══ Exercise input ══

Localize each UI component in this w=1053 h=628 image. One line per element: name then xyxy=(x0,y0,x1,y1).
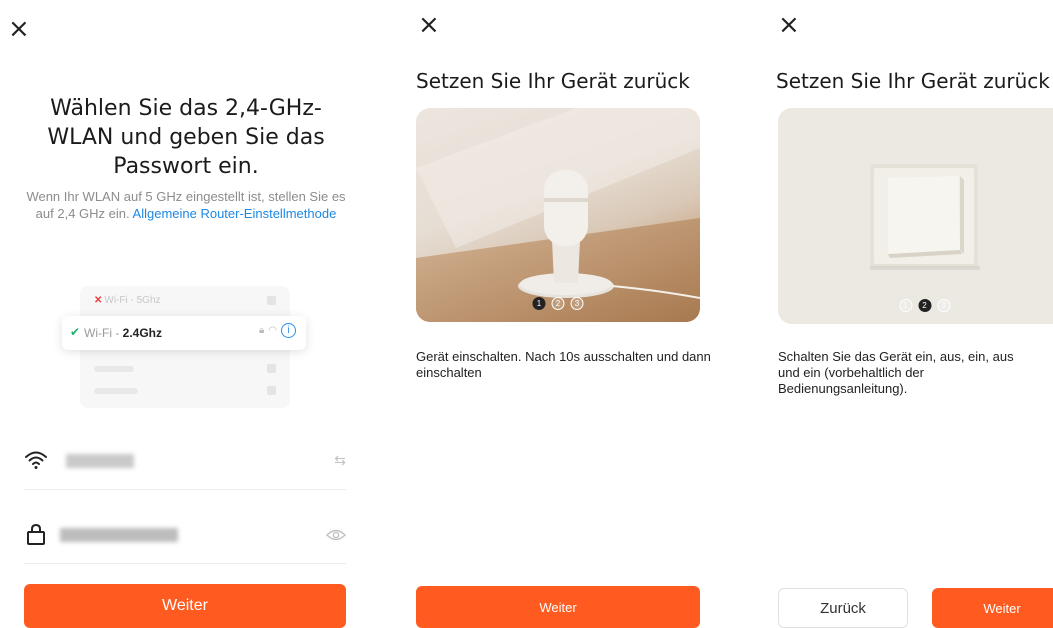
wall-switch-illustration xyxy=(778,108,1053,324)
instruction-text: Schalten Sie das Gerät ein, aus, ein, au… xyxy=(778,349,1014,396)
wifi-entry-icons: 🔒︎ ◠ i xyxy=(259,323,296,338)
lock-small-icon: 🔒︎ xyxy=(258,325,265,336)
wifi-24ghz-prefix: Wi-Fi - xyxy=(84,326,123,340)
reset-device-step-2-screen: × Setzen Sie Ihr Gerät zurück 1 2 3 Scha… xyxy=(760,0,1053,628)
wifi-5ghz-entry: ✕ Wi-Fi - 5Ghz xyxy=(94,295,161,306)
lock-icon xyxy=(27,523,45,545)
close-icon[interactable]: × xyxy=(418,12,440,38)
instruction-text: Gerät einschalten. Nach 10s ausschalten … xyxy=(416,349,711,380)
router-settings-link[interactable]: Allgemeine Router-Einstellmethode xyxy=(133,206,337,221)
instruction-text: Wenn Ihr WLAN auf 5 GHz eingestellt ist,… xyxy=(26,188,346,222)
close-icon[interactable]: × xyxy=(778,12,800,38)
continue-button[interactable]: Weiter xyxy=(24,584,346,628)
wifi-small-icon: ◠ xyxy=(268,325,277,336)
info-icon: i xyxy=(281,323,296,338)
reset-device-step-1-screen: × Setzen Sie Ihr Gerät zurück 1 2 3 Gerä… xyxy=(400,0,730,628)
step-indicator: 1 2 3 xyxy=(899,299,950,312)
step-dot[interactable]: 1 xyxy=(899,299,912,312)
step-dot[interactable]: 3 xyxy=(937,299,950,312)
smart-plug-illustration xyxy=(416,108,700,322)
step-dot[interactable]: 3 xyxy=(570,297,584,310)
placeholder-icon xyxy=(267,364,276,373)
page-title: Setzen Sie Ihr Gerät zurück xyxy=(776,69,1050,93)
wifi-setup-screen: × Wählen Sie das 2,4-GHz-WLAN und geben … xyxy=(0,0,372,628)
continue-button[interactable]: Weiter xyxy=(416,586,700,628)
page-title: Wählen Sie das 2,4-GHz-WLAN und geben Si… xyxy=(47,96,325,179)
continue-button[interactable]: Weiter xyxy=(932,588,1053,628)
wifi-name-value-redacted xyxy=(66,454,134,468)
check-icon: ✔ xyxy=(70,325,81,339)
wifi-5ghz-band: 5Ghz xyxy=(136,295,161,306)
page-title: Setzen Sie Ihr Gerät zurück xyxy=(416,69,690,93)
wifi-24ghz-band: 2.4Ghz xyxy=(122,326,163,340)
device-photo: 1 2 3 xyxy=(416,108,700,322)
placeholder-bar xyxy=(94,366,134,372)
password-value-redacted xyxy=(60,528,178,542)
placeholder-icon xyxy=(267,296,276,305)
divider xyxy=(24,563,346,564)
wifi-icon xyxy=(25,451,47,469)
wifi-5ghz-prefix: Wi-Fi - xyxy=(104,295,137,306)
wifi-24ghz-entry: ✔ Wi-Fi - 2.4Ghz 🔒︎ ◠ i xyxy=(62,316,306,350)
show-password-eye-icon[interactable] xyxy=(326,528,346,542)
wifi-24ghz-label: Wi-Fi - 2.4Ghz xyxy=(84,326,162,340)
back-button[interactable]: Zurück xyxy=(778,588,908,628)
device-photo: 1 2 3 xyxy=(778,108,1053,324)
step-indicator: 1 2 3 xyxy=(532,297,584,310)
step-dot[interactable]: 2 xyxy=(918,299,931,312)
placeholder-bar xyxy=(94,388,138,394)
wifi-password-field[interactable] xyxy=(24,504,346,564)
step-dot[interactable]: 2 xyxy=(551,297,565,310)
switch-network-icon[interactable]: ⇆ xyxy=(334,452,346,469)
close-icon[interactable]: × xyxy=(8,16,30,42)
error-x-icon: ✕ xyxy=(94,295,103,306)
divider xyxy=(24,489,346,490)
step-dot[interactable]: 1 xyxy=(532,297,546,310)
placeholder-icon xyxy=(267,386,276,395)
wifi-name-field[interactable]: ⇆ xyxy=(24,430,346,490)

═══
══ Exercise input ══

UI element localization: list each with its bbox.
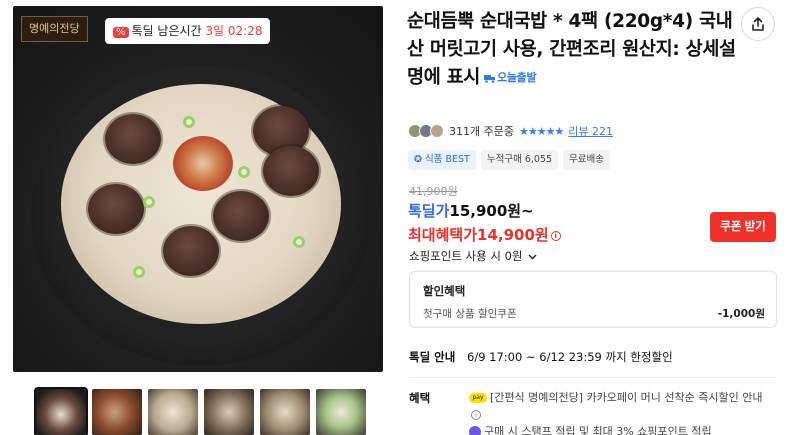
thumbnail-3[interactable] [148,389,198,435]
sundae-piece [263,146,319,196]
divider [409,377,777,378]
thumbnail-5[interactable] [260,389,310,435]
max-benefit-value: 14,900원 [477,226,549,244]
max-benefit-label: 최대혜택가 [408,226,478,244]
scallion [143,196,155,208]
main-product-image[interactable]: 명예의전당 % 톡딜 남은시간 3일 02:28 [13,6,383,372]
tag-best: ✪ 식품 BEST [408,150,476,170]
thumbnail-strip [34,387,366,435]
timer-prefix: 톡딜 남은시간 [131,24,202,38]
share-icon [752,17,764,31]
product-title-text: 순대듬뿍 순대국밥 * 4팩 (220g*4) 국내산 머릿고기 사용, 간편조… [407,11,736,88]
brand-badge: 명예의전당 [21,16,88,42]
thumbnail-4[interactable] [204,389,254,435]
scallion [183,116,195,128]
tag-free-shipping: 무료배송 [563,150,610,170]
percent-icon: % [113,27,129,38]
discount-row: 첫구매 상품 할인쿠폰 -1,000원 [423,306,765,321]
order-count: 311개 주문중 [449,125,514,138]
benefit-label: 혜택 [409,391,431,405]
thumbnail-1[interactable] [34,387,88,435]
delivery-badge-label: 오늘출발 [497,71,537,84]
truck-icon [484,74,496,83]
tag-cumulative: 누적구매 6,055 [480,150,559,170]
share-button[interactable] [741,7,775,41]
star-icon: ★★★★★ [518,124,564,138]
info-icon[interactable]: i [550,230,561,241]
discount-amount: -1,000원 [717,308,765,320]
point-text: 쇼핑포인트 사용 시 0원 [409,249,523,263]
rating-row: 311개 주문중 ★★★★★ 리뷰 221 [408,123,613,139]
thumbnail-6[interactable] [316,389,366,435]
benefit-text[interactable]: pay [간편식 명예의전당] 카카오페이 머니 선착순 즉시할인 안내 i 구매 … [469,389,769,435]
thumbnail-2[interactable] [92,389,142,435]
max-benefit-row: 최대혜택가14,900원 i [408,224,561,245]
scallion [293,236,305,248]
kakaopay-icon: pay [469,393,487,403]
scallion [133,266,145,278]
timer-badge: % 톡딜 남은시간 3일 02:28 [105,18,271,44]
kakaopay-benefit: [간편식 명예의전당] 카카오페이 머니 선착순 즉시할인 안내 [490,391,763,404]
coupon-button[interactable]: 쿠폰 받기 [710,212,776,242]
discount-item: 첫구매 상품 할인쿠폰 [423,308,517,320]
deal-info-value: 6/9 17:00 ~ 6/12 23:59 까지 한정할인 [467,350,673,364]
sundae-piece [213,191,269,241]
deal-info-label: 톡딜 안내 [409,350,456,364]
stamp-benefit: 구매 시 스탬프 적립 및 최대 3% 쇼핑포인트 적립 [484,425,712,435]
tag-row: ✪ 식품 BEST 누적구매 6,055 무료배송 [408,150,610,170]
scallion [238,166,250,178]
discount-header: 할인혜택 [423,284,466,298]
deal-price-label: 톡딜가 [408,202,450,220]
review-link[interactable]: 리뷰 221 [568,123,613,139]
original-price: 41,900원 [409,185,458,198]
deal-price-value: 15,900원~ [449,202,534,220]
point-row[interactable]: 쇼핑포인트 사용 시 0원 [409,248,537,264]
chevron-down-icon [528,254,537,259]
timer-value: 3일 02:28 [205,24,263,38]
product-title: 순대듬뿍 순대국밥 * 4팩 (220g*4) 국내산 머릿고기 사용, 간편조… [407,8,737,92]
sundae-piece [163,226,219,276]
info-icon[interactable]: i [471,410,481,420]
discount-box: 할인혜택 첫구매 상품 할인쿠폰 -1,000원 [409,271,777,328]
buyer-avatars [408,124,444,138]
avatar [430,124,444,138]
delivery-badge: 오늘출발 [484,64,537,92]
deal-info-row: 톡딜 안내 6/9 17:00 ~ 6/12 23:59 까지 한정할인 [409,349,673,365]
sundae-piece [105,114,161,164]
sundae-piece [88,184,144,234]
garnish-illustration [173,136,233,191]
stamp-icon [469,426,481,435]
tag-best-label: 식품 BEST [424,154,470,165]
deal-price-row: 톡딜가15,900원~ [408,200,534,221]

═══

== Work to be completed ==
Format the lines from the one containing "wall-switch-illustration xyxy=(778,108,1053,324)" through the one containing "wifi-24ghz-prefix: Wi-Fi - xyxy=(84,326,123,340)", inclusive, as a numbered list, leaving out any blank lines.

== Full answer ==
1. wall-switch-illustration xyxy=(778,108,1053,324)
2. instruction-text: Schalten Sie das Gerät ein, aus, ein, au… xyxy=(778,349,1014,396)
3. wifi-entry-icons: 🔒︎ ◠ i xyxy=(259,323,296,338)
4. lock-small-icon: 🔒︎ xyxy=(258,325,265,336)
5. wifi-24ghz-prefix: Wi-Fi - xyxy=(84,326,123,340)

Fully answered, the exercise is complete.